TEXT EXCERPT:
F. Revenue Recognition
Revenues on sales of products are recognized at the time of shipment
of goods. Development fee revenue is recognized when deemed payable
under the agreement.
Item 2. MANAGEMENT'S DISCUSSION AND ANALYSIS OF FINANCIAL CONDITION
AND RESULTS OF OPERATIONS
RESULTS OF OPERATIONS
The Company's net loss for the three months ended September 30, 1995,
of $930,368 represents an increase in net loss of $281,276 as compared
to the three months ended September 30, 1994. The net loss for the
six months ended September 30, 1995 of $975,489 represents a decrease
in net loss of $40,100 as compared to the six months ended September
30, 1994. The factors which contributed to these changes in net
income are discussed below.
REVENUES
Consolidated
Consolidated revenues decreased by $852,579 during the three months
ended September 30, 1995 as compared to the three months ended
September 30, 1994. Consolidated revenues for the six months ended
September 30, 1995 decreased by $1,220,151 compared to the same period
last year.

RECORDED DATA:
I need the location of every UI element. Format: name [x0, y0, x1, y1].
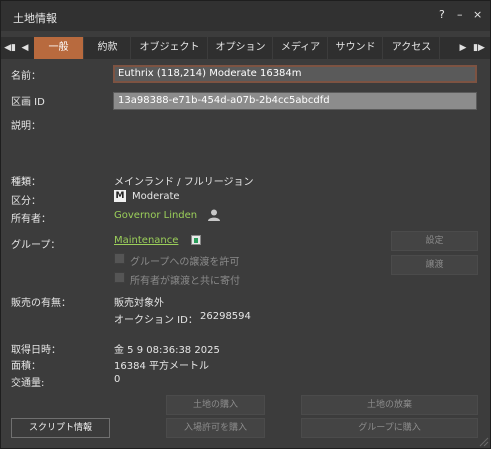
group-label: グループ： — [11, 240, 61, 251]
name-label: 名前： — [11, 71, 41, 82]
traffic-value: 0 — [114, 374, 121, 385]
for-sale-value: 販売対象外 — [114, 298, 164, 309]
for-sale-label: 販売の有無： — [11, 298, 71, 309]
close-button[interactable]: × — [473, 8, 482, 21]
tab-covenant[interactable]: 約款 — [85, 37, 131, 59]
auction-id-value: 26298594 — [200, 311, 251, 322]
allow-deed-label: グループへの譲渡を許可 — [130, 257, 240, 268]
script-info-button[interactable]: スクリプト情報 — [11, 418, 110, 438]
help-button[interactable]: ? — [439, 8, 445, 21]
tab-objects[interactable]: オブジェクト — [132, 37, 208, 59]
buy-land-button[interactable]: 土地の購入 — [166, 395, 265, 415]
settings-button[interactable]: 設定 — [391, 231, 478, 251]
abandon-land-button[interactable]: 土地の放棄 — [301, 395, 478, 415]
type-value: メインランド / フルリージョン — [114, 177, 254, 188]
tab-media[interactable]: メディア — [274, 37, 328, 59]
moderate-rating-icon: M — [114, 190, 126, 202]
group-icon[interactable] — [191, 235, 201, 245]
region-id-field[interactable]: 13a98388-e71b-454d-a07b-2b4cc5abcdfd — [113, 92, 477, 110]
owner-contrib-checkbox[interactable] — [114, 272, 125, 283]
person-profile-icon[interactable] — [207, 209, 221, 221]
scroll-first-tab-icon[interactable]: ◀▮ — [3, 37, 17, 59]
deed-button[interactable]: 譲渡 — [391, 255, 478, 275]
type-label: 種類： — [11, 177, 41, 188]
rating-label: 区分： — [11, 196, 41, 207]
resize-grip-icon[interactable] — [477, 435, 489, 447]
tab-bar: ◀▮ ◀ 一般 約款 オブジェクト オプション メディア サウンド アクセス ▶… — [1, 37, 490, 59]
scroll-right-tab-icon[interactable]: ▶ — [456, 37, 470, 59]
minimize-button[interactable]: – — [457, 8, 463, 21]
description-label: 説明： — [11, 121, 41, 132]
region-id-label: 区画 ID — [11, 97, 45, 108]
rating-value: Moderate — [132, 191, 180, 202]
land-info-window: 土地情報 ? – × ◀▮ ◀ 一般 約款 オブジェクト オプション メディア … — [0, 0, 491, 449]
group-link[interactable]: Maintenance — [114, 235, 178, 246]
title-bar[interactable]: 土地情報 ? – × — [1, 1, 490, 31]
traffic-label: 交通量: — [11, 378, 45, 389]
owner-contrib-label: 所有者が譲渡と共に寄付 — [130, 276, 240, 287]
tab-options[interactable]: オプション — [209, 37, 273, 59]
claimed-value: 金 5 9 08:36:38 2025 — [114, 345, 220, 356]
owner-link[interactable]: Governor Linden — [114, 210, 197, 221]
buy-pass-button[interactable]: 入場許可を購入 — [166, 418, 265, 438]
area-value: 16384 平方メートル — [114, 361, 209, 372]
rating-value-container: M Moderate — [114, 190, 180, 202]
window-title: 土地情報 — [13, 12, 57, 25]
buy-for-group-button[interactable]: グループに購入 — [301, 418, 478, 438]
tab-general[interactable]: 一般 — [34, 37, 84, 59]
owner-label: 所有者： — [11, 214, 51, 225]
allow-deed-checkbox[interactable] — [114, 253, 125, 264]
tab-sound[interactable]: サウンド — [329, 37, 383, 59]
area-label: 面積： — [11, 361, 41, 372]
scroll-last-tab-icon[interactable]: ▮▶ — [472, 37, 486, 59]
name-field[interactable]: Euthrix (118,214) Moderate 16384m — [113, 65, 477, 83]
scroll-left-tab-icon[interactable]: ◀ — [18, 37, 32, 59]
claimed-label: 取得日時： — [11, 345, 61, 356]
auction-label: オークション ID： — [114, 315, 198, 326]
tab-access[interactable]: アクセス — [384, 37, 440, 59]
* * *
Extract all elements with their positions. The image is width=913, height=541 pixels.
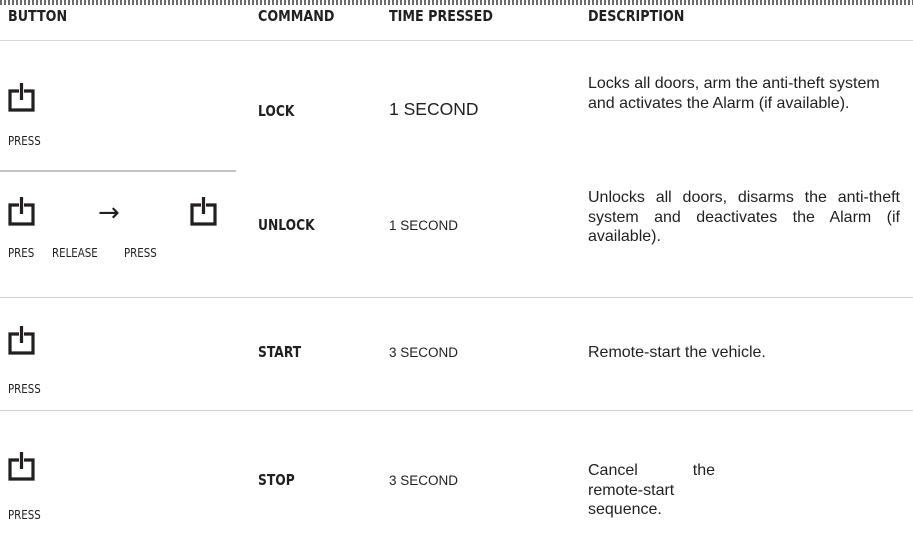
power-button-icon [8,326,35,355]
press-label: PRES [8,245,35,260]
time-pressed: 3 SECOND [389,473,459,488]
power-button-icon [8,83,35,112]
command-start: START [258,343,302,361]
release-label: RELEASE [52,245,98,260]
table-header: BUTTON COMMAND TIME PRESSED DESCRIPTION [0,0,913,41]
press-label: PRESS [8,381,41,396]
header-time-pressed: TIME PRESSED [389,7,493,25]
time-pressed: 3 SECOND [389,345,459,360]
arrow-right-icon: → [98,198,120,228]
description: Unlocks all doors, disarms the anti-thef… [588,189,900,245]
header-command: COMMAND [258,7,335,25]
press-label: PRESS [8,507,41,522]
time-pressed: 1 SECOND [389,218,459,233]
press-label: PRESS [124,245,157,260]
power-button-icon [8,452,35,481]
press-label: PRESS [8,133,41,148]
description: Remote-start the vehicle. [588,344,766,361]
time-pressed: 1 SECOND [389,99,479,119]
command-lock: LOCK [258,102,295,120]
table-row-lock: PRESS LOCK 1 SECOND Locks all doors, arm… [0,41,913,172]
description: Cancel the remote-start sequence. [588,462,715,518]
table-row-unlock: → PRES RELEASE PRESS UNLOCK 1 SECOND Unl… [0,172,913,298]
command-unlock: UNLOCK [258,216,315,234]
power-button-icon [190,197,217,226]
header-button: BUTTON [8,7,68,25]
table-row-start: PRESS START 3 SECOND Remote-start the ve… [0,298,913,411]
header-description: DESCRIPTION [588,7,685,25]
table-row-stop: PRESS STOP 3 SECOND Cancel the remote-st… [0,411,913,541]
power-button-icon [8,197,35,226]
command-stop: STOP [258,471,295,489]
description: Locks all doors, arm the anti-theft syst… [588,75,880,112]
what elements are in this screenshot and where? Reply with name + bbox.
==
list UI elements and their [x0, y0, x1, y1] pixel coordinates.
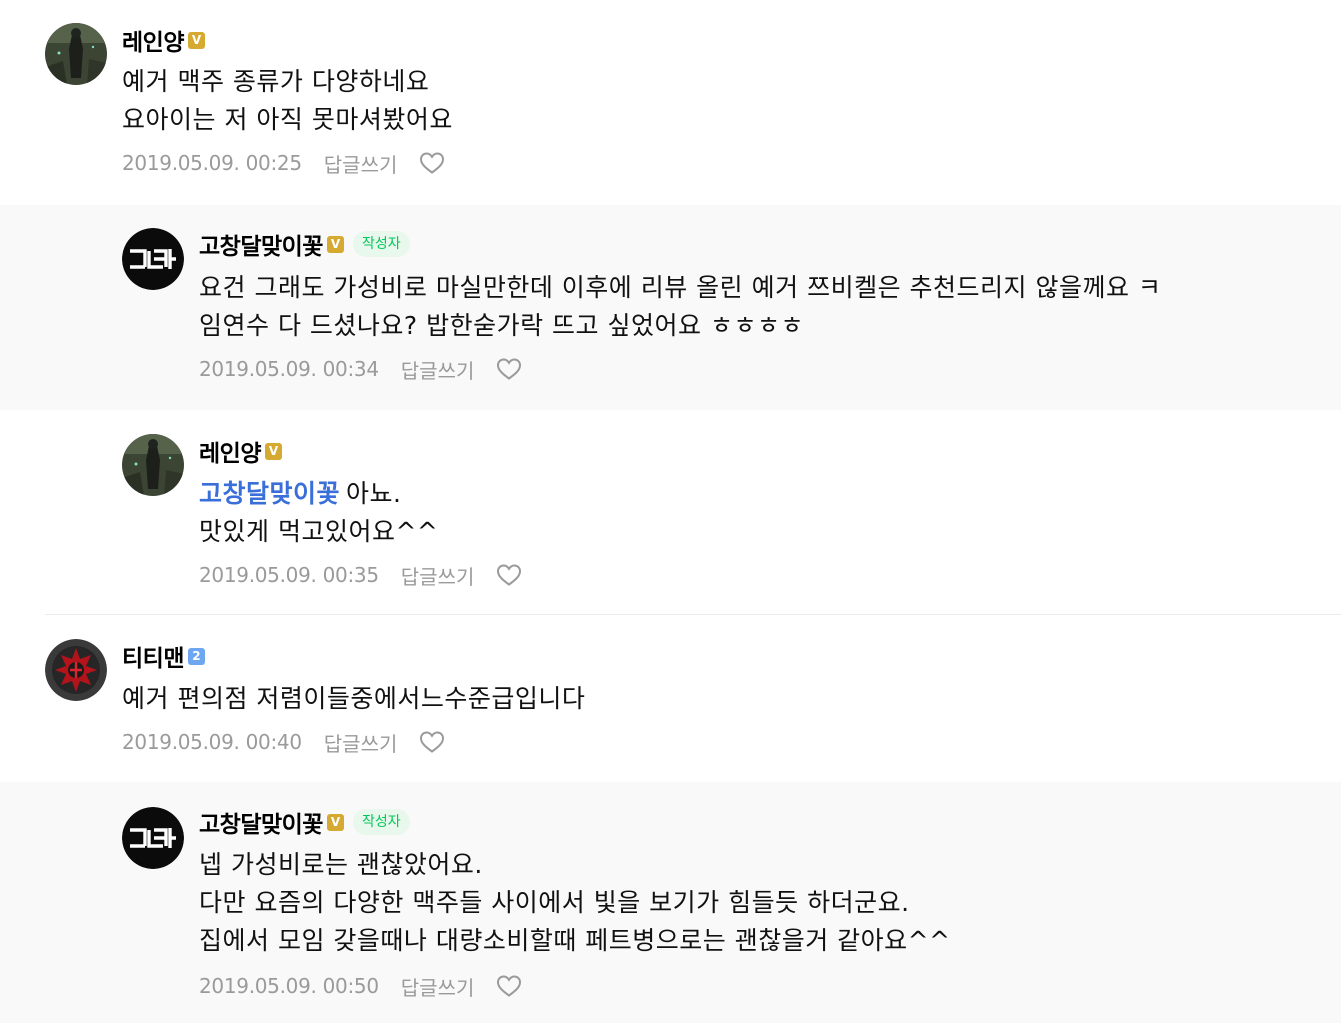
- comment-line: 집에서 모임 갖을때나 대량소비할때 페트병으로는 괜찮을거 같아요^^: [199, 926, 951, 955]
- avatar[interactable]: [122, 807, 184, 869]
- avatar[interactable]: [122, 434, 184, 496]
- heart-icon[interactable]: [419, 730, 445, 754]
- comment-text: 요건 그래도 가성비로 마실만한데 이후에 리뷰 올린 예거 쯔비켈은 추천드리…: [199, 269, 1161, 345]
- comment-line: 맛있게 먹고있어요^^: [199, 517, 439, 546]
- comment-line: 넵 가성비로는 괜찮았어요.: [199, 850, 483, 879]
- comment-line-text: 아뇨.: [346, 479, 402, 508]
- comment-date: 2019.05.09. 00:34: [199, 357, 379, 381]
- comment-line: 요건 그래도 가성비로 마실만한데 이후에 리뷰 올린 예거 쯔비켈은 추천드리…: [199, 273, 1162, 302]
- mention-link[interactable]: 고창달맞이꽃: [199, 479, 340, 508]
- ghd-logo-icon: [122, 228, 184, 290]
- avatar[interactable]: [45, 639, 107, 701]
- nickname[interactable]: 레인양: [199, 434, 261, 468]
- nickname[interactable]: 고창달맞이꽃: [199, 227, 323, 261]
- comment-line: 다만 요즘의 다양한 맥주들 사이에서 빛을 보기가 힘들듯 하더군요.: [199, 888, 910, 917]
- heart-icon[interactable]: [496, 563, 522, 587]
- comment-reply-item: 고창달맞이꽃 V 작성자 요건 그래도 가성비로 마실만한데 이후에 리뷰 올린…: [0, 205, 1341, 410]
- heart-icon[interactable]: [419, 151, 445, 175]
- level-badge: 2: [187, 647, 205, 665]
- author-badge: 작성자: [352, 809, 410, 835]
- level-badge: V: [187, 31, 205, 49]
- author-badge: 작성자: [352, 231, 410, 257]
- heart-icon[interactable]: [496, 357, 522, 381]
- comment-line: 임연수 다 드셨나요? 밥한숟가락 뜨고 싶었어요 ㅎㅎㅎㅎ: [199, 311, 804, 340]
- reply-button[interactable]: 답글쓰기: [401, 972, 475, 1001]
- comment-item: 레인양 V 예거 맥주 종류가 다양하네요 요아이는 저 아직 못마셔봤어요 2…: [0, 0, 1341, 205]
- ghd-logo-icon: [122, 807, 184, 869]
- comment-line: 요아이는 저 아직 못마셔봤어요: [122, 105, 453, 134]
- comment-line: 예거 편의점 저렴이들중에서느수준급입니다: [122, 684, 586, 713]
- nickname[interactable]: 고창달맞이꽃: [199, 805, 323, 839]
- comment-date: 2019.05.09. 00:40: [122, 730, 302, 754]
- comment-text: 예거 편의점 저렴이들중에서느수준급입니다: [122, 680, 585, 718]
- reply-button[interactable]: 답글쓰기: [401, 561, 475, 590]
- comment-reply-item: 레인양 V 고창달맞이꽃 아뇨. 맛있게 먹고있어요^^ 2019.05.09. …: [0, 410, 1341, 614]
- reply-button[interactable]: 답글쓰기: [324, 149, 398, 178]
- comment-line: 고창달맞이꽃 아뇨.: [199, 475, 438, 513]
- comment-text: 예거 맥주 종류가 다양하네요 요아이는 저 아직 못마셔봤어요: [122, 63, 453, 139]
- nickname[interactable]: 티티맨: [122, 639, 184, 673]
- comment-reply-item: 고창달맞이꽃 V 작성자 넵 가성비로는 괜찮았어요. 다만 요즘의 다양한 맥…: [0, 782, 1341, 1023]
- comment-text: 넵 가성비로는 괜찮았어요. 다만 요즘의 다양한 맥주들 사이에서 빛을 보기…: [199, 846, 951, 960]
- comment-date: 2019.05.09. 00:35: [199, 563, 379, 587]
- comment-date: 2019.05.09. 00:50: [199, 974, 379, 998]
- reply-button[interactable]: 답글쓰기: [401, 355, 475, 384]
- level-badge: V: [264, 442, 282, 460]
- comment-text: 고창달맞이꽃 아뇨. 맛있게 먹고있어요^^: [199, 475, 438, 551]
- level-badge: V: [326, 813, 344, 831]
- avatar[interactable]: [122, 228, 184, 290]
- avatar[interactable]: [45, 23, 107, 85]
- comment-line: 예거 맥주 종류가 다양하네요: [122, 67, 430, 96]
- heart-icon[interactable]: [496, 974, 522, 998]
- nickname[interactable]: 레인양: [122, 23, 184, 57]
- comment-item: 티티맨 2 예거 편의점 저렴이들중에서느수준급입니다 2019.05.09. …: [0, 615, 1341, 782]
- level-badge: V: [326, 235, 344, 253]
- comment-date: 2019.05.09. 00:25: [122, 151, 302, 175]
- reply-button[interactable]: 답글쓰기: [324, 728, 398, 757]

PROBLEM A: From the financial statement excerpt, reproduce word for word the passage between "F. Revenue Recognition" and "under the agreement.", inclusive.
PROBLEM B:
Answer these questions using the financial statement excerpt:
(i) At what point are revenues on product sales recognized?
(ii) What was the net loss for the three months ended September 30, 1995?
(iii) By how much did consolidated revenues decrease for the six months ended September 30, 1995, compared to the same period last year?
PROBLEM C: According to the financial statement excerpt, what determines when development fee revenue is recognized? Answer in one to three sentences.

EXERCISE ANSWER A:
F. Revenue Recognition
Revenues on sales of products are recognized at the time of shipment
of goods. Development fee revenue is recognized when deemed payable
under the agreement.

EXERCISE ANSWER B:
(i) At the time of shipment of goods.
(ii) $930,368.
(iii) $1,220,151.

EXERCISE ANSWER C: Development fee revenue is recognized when it is deemed payable under the agreement. Revenues on product sales are instead recognized at the time goods are shipped.